--- Provided data ---
****************************************
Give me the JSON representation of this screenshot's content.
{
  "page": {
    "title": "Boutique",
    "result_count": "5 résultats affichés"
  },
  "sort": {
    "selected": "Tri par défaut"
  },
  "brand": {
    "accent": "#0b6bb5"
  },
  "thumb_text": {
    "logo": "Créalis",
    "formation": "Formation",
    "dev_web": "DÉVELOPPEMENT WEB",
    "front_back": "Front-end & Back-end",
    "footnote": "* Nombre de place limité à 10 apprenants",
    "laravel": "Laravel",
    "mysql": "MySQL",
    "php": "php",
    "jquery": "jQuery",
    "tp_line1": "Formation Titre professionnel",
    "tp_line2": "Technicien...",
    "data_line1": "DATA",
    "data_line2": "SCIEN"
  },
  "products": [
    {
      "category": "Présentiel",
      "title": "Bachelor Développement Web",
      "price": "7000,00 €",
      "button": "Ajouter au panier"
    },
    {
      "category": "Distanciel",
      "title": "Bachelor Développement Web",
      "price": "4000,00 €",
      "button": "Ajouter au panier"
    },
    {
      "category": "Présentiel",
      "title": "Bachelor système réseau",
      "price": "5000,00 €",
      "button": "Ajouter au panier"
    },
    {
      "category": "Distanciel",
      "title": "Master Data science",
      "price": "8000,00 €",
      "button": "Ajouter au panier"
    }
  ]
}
****************************************
--- Task goal ---
Return every entry verbatim.

--- Reply to the exercise ---
Give me the JSON representation of this screenshot's content.
{
  "page": {
    "title": "Boutique",
    "result_count": "5 résultats affichés"
  },
  "sort": {
    "selected": "Tri par défaut"
  },
  "brand": {
    "accent": "#0b6bb5"
  },
  "thumb_text": {
    "logo": "Créalis",
    "formation": "Formation",
    "dev_web": "DÉVELOPPEMENT WEB",
    "front_back": "Front-end & Back-end",
    "footnote": "* Nombre de place limité à 10 apprenants",
    "laravel": "Laravel",
    "mysql": "MySQL",
    "php": "php",
    "jquery": "jQuery",
    "tp_line1": "Formation Titre professionnel",
    "tp_line2": "Technicien...",
    "data_line1": "DATA",
    "data_line2": "SCIEN"
  },
  "products": [
    {
      "category": "Présentiel",
      "title": "Bachelor Développement Web",
      "price": "7000,00 €",
      "button": "Ajouter au panier"
    },
    {
      "category": "Distanciel",
      "title": "Bachelor Développement Web",
      "price": "4000,00 €",
      "button": "Ajouter au panier"
    },
    {
      "category": "Présentiel",
      "title": "Bachelor système réseau",
      "price": "5000,00 €",
      "button": "Ajouter au panier"
    },
    {
      "category": "Distanciel",
      "title": "Master Data science",
      "price": "8000,00 €",
      "button": "Ajouter au panier"
    }
  ]
}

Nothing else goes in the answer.